[Dataset entries on figures]
• • • • •
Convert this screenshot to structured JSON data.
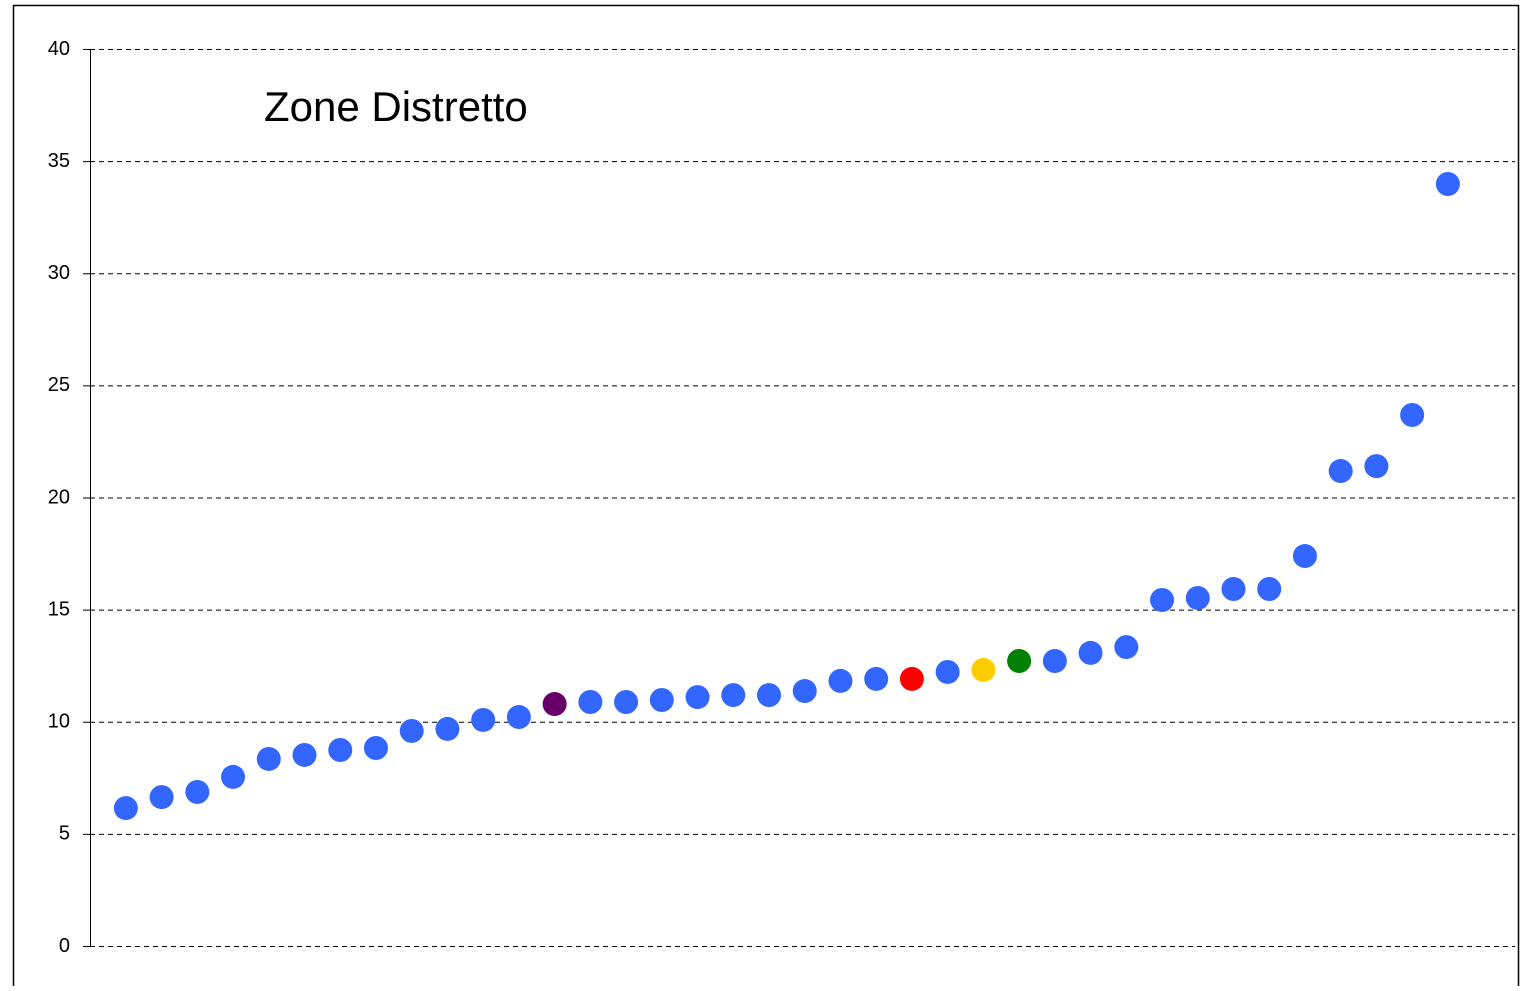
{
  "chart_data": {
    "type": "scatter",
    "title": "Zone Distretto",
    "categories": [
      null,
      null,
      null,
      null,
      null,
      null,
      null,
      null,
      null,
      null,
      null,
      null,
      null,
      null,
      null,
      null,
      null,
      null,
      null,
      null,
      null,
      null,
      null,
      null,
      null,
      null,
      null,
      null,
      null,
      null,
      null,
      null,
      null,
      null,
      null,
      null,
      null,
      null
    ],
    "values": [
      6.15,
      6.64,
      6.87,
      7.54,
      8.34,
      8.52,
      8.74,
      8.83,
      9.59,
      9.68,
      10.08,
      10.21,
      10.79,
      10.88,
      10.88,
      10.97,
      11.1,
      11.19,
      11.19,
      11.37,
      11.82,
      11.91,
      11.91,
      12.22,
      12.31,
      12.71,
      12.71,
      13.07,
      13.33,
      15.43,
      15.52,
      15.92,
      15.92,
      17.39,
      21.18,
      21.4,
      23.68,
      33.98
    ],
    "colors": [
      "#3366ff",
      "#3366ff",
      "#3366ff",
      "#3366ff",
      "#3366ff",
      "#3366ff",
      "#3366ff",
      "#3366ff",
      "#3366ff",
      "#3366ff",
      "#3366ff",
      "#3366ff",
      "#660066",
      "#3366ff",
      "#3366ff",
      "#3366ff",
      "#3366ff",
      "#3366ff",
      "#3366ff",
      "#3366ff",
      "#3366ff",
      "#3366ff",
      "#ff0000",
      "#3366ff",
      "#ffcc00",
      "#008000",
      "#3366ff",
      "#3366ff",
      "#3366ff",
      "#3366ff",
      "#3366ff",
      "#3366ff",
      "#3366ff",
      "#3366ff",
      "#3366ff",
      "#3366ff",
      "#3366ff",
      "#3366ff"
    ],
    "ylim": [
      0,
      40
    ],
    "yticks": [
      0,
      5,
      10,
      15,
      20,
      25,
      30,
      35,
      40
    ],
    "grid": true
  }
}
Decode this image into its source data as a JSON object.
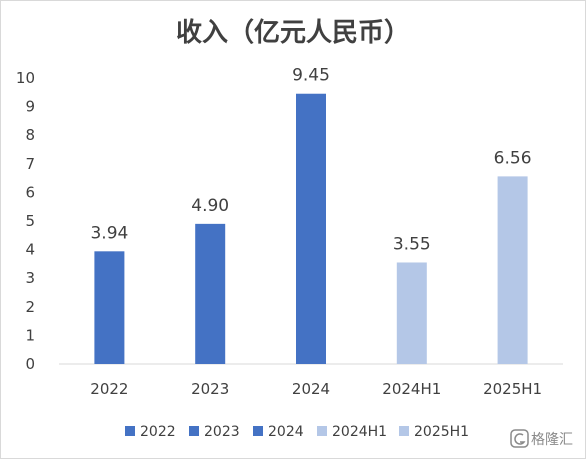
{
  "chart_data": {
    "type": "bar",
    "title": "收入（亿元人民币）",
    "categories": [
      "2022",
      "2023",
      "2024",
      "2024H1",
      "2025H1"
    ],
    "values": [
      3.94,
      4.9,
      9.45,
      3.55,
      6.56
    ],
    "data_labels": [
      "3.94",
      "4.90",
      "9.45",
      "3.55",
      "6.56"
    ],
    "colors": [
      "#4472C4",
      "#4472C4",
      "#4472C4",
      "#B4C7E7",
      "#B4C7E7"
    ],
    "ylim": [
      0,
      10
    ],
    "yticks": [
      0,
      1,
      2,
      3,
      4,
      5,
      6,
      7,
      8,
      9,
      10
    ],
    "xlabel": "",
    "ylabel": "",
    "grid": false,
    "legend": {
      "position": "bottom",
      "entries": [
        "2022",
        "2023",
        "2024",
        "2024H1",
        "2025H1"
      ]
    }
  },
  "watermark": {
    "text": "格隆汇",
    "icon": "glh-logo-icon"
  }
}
• • • • •
> PROBLEM DETAILS:
Output the line containing "Decode this image" and each line after it, through the end of the material, exactly as given. No pictures belong in the output.

> EXERCISE ANSWER:
Decode this image into its source data as a JSON object.
{
  "chart_data": {
    "type": "bar",
    "title": "收入（亿元人民币）",
    "categories": [
      "2022",
      "2023",
      "2024",
      "2024H1",
      "2025H1"
    ],
    "values": [
      3.94,
      4.9,
      9.45,
      3.55,
      6.56
    ],
    "data_labels": [
      "3.94",
      "4.90",
      "9.45",
      "3.55",
      "6.56"
    ],
    "colors": [
      "#4472C4",
      "#4472C4",
      "#4472C4",
      "#B4C7E7",
      "#B4C7E7"
    ],
    "ylim": [
      0,
      10
    ],
    "yticks": [
      0,
      1,
      2,
      3,
      4,
      5,
      6,
      7,
      8,
      9,
      10
    ],
    "xlabel": "",
    "ylabel": "",
    "grid": false,
    "legend": {
      "position": "bottom",
      "entries": [
        "2022",
        "2023",
        "2024",
        "2024H1",
        "2025H1"
      ]
    }
  },
  "watermark": {
    "text": "格隆汇",
    "icon": "glh-logo-icon"
  }
}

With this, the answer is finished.